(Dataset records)

----------------

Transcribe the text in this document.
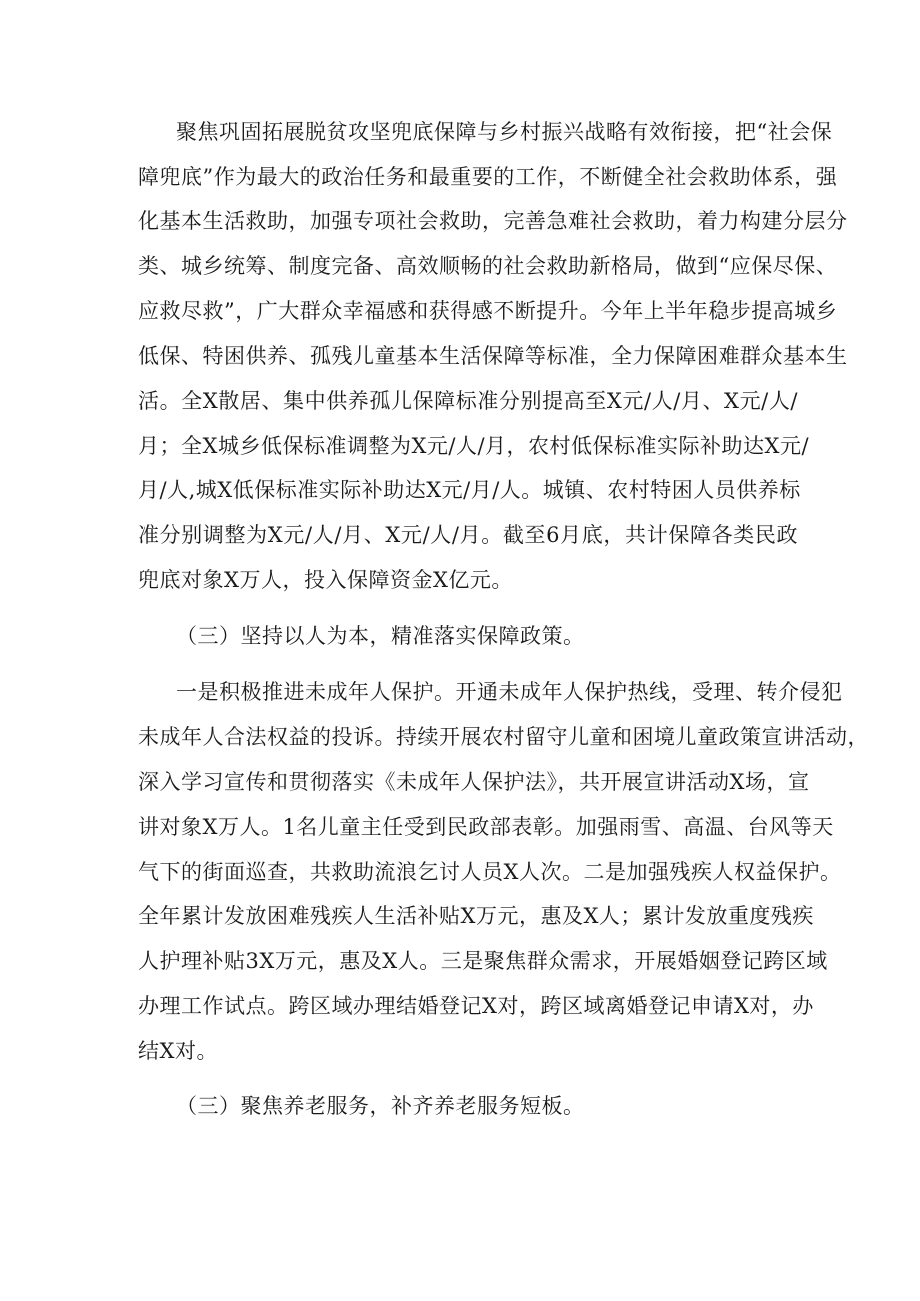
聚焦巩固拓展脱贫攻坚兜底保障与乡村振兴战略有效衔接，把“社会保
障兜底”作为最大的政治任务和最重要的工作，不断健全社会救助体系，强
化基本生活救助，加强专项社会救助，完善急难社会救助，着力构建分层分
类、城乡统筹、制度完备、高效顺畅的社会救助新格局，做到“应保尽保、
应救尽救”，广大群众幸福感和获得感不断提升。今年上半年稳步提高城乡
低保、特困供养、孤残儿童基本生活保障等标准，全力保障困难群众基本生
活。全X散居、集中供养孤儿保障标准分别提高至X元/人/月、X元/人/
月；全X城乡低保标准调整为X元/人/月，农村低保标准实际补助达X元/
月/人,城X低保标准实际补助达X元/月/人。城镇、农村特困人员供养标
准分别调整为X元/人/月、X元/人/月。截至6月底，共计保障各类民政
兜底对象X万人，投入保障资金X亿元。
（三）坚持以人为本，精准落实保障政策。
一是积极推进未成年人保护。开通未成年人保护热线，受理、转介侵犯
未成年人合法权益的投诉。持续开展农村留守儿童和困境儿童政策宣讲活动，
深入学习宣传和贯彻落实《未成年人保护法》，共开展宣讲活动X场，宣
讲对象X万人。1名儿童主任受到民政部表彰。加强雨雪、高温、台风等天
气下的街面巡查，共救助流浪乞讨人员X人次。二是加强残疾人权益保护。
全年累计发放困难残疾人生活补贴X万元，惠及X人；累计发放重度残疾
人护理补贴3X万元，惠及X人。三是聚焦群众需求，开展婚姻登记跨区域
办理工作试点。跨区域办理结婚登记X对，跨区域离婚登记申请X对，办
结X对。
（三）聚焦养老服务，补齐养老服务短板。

----------------

DIRECTION — Restate the full listing verbatim and drop every picture.

FINISHED TASK —
Transcribe the text in this document.
聚焦巩固拓展脱贫攻坚兜底保障与乡村振兴战略有效衔接，把“社会保
障兜底”作为最大的政治任务和最重要的工作，不断健全社会救助体系，强
化基本生活救助，加强专项社会救助，完善急难社会救助，着力构建分层分
类、城乡统筹、制度完备、高效顺畅的社会救助新格局，做到“应保尽保、
应救尽救”，广大群众幸福感和获得感不断提升。今年上半年稳步提高城乡
低保、特困供养、孤残儿童基本生活保障等标准，全力保障困难群众基本生
活。全X散居、集中供养孤儿保障标准分别提高至X元/人/月、X元/人/
月；全X城乡低保标准调整为X元/人/月，农村低保标准实际补助达X元/
月/人,城X低保标准实际补助达X元/月/人。城镇、农村特困人员供养标
准分别调整为X元/人/月、X元/人/月。截至6月底，共计保障各类民政
兜底对象X万人，投入保障资金X亿元。
（三）坚持以人为本，精准落实保障政策。
一是积极推进未成年人保护。开通未成年人保护热线，受理、转介侵犯
未成年人合法权益的投诉。持续开展农村留守儿童和困境儿童政策宣讲活动，
深入学习宣传和贯彻落实《未成年人保护法》，共开展宣讲活动X场，宣
讲对象X万人。1名儿童主任受到民政部表彰。加强雨雪、高温、台风等天
气下的街面巡查，共救助流浪乞讨人员X人次。二是加强残疾人权益保护。
全年累计发放困难残疾人生活补贴X万元，惠及X人；累计发放重度残疾
人护理补贴3X万元，惠及X人。三是聚焦群众需求，开展婚姻登记跨区域
办理工作试点。跨区域办理结婚登记X对，跨区域离婚登记申请X对，办
结X对。
（三）聚焦养老服务，补齐养老服务短板。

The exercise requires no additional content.